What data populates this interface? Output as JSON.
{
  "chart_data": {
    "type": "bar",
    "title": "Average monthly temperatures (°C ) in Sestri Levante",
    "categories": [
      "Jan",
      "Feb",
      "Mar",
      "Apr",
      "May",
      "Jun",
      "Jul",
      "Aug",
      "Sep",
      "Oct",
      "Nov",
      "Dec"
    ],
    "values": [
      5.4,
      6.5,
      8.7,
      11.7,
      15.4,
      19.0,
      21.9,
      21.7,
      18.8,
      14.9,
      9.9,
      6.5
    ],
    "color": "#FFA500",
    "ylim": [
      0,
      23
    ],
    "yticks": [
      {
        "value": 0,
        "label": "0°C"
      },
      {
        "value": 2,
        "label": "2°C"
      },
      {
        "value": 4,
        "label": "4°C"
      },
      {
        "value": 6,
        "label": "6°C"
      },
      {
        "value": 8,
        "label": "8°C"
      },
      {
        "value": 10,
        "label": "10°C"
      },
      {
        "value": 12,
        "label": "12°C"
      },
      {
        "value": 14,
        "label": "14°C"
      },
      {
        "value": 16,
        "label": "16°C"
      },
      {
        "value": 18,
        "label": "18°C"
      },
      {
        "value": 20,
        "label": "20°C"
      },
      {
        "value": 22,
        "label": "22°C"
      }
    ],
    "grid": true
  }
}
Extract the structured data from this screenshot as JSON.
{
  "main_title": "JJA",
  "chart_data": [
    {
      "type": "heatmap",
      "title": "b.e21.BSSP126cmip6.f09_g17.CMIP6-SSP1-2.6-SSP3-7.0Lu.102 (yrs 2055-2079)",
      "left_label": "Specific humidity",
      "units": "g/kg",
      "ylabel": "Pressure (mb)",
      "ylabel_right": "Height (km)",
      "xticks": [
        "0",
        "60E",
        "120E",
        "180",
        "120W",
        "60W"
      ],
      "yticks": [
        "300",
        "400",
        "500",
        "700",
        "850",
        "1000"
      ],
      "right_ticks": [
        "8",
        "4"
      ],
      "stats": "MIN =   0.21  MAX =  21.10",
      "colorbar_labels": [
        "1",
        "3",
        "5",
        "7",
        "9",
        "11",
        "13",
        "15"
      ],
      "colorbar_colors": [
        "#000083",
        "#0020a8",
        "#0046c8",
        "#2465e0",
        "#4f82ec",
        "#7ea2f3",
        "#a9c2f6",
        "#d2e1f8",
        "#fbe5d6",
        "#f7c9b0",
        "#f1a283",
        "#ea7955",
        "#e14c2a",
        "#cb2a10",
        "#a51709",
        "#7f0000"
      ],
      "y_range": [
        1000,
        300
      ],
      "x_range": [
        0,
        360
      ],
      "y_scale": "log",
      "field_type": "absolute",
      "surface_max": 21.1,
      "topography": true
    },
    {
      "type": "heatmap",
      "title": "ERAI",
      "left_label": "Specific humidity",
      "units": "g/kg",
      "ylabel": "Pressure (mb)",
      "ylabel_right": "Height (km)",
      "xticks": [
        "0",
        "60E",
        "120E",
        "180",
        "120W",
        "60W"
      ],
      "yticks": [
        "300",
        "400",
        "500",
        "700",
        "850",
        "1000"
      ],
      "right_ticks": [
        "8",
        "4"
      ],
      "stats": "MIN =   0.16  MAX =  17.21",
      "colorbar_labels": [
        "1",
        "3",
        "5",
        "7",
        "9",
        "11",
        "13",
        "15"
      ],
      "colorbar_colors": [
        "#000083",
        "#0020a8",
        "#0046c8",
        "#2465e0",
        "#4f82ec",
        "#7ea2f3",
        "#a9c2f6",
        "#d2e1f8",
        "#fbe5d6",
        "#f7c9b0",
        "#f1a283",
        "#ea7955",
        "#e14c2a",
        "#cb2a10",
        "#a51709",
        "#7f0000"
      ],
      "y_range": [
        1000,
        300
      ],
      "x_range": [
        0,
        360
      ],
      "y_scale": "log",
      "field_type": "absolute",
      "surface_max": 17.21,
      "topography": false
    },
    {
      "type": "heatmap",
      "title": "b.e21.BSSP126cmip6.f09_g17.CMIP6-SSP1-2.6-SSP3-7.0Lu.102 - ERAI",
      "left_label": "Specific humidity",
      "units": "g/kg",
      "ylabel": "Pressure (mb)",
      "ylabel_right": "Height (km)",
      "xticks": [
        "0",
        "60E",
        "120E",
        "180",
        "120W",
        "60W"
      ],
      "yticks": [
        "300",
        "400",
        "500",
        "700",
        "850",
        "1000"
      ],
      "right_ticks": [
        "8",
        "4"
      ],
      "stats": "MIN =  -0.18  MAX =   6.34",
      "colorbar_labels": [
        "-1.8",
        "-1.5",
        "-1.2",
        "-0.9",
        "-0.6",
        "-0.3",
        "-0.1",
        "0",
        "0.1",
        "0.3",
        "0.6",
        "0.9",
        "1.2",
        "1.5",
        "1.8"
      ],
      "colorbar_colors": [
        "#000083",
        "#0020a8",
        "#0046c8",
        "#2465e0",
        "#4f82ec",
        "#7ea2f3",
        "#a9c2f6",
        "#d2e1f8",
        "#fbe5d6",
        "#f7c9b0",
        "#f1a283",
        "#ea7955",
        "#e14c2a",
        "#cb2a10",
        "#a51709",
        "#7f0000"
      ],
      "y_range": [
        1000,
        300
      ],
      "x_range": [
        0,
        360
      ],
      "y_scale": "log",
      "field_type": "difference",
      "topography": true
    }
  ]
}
• • • •
**Required task:** Return every line above in which the string "JSON" occurs.

**Reply:**
What data populates this interface? Output as JSON.
Extract the structured data from this screenshot as JSON.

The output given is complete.